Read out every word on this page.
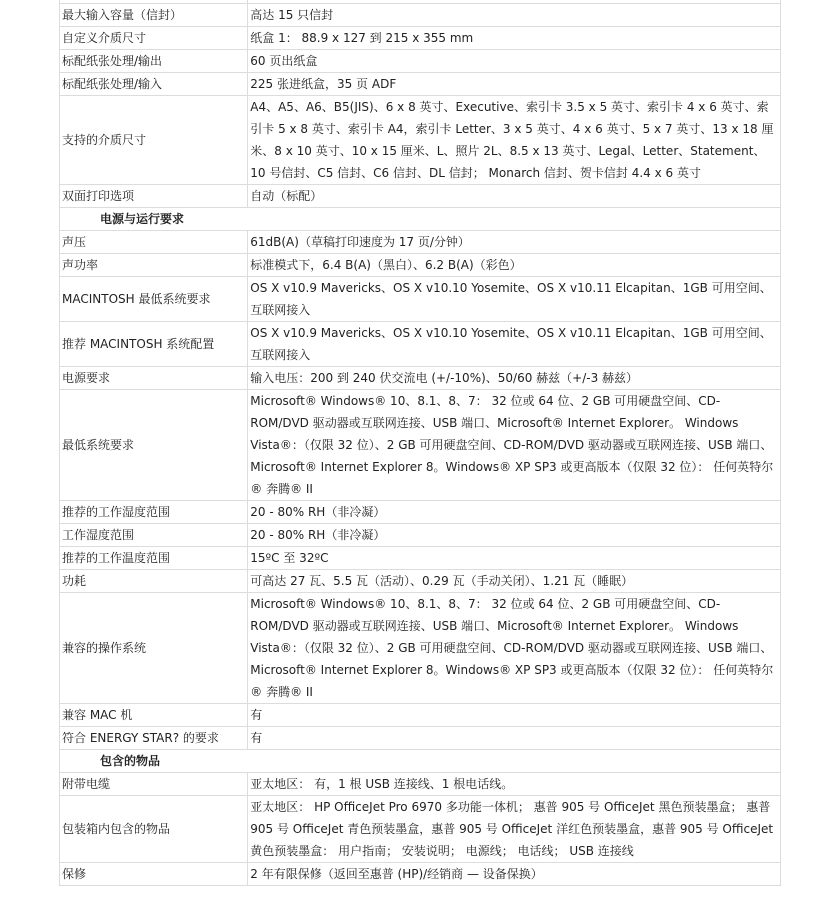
最大输入容量（信封）	高达 15 只信封
自定义介质尺寸	纸盒 1： 88.9 x 127 到 215 x 355 mm
标配纸张处理/输出	60 页出纸盒
标配纸张处理/输入	225 张进纸盒，35 页 ADF
支持的介质尺寸	A4、A5、A6、B5(JIS)、6 x 8 英寸、Executive、索引卡 3.5 x 5 英寸、索引卡 4 x 6 英寸、索引卡 5 x 8 英寸、索引卡 A4，索引卡 Letter、3 x 5 英寸、4 x 6 英寸、5 x 7 英寸、13 x 18 厘米、8 x 10 英寸、10 x 15 厘米、L、照片 2L、8.5 x 13 英寸、Legal、Letter、Statement、10 号信封、C5 信封、C6 信封、DL 信封； Monarch 信封、贺卡信封 4.4 x 6 英寸
双面打印选项	自动（标配）
电源与运行要求	
声压	61dB(A)（草稿打印速度为 17 页/分钟）
声功率	标准模式下，6.4 B(A)（黑白）、6.2 B(A)（彩色）
MACINTOSH 最低系统要求	OS X v10.9 Mavericks、OS X v10.10 Yosemite、OS X v10.11 Elcapitan、1GB 可用空间、互联网接入
推荐 MACINTOSH 系统配置	OS X v10.9 Mavericks、OS X v10.10 Yosemite、OS X v10.11 Elcapitan、1GB 可用空间、互联网接入
电源要求	输入电压：200 到 240 伏交流电 (+/-10%)、50/60 赫兹（+/-3 赫兹）
最低系统要求	Microsoft® Windows® 10、8.1、8、7： 32 位或 64 位、2 GB 可用硬盘空间、CD-ROM/DVD 驱动器或互联网连接、USB 端口、Microsoft® Internet Explorer。 Windows Vista®：（仅限 32 位）、2 GB 可用硬盘空间、CD-ROM/DVD 驱动器或互联网连接、USB 端口、Microsoft® Internet Explorer 8。Windows® XP SP3 或更高版本（仅限 32 位）： 任何英特尔® 奔腾® II
推荐的工作湿度范围	20 - 80% RH（非冷凝）
工作湿度范围	20 - 80% RH（非冷凝）
推荐的工作温度范围	15ºC 至 32ºC
功耗	可高达 27 瓦、5.5 瓦（活动）、0.29 瓦（手动关闭）、1.21 瓦（睡眠）
兼容的操作系统	Microsoft® Windows® 10、8.1、8、7： 32 位或 64 位、2 GB 可用硬盘空间、CD-ROM/DVD 驱动器或互联网连接、USB 端口、Microsoft® Internet Explorer。 Windows Vista®：（仅限 32 位）、2 GB 可用硬盘空间、CD-ROM/DVD 驱动器或互联网连接、USB 端口、Microsoft® Internet Explorer 8。Windows® XP SP3 或更高版本（仅限 32 位）： 任何英特尔® 奔腾® II
兼容 MAC 机	有
符合 ENERGY STAR? 的要求	有
包含的物品	
附带电缆	亚太地区： 有，1 根 USB 连接线、1 根电话线。
包装箱内包含的物品	亚太地区： HP OfficeJet Pro 6970 多功能一体机； 惠普 905 号 OfficeJet 黑色预装墨盒； 惠普 905 号 OfficeJet 青色预装墨盒，惠普 905 号 OfficeJet 洋红色预装墨盒，惠普 905 号 OfficeJet 黄色预装墨盒： 用户指南； 安装说明； 电源线； 电话线； USB 连接线
保修	2 年有限保修（返回至惠普 (HP)/经销商 — 设备保换）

======

:: PROBLEM DETAILS ::
Your copy should match the records word for word, with the pictures removed.

:: TASK SOLUTION ::
Read out every word on this page.
最大输入容量（信封）	高达 15 只信封
自定义介质尺寸	纸盒 1： 88.9 x 127 到 215 x 355 mm
标配纸张处理/输出	60 页出纸盒
标配纸张处理/输入	225 张进纸盒，35 页 ADF
支持的介质尺寸	A4、A5、A6、B5(JIS)、6 x 8 英寸、Executive、索引卡 3.5 x 5 英寸、索引卡 4 x 6 英寸、索引卡 5 x 8 英寸、索引卡 A4，索引卡 Letter、3 x 5 英寸、4 x 6 英寸、5 x 7 英寸、13 x 18 厘米、8 x 10 英寸、10 x 15 厘米、L、照片 2L、8.5 x 13 英寸、Legal、Letter、Statement、10 号信封、C5 信封、C6 信封、DL 信封； Monarch 信封、贺卡信封 4.4 x 6 英寸
双面打印选项	自动（标配）
电源与运行要求	
声压	61dB(A)（草稿打印速度为 17 页/分钟）
声功率	标准模式下，6.4 B(A)（黑白）、6.2 B(A)（彩色）
MACINTOSH 最低系统要求	OS X v10.9 Mavericks、OS X v10.10 Yosemite、OS X v10.11 Elcapitan、1GB 可用空间、互联网接入
推荐 MACINTOSH 系统配置	OS X v10.9 Mavericks、OS X v10.10 Yosemite、OS X v10.11 Elcapitan、1GB 可用空间、互联网接入
电源要求	输入电压：200 到 240 伏交流电 (+/-10%)、50/60 赫兹（+/-3 赫兹）
最低系统要求	Microsoft® Windows® 10、8.1、8、7： 32 位或 64 位、2 GB 可用硬盘空间、CD-ROM/DVD 驱动器或互联网连接、USB 端口、Microsoft® Internet Explorer。 Windows Vista®：（仅限 32 位）、2 GB 可用硬盘空间、CD-ROM/DVD 驱动器或互联网连接、USB 端口、Microsoft® Internet Explorer 8。Windows® XP SP3 或更高版本（仅限 32 位）： 任何英特尔® 奔腾® II
推荐的工作湿度范围	20 - 80% RH（非冷凝）
工作湿度范围	20 - 80% RH（非冷凝）
推荐的工作温度范围	15ºC 至 32ºC
功耗	可高达 27 瓦、5.5 瓦（活动）、0.29 瓦（手动关闭）、1.21 瓦（睡眠）
兼容的操作系统	Microsoft® Windows® 10、8.1、8、7： 32 位或 64 位、2 GB 可用硬盘空间、CD-ROM/DVD 驱动器或互联网连接、USB 端口、Microsoft® Internet Explorer。 Windows Vista®：（仅限 32 位）、2 GB 可用硬盘空间、CD-ROM/DVD 驱动器或互联网连接、USB 端口、Microsoft® Internet Explorer 8。Windows® XP SP3 或更高版本（仅限 32 位）： 任何英特尔® 奔腾® II
兼容 MAC 机	有
符合 ENERGY STAR? 的要求	有
包含的物品	
附带电缆	亚太地区： 有，1 根 USB 连接线、1 根电话线。
包装箱内包含的物品	亚太地区： HP OfficeJet Pro 6970 多功能一体机； 惠普 905 号 OfficeJet 黑色预装墨盒； 惠普 905 号 OfficeJet 青色预装墨盒，惠普 905 号 OfficeJet 洋红色预装墨盒，惠普 905 号 OfficeJet 黄色预装墨盒： 用户指南； 安装说明； 电源线； 电话线； USB 连接线
保修	2 年有限保修（返回至惠普 (HP)/经销商 — 设备保换）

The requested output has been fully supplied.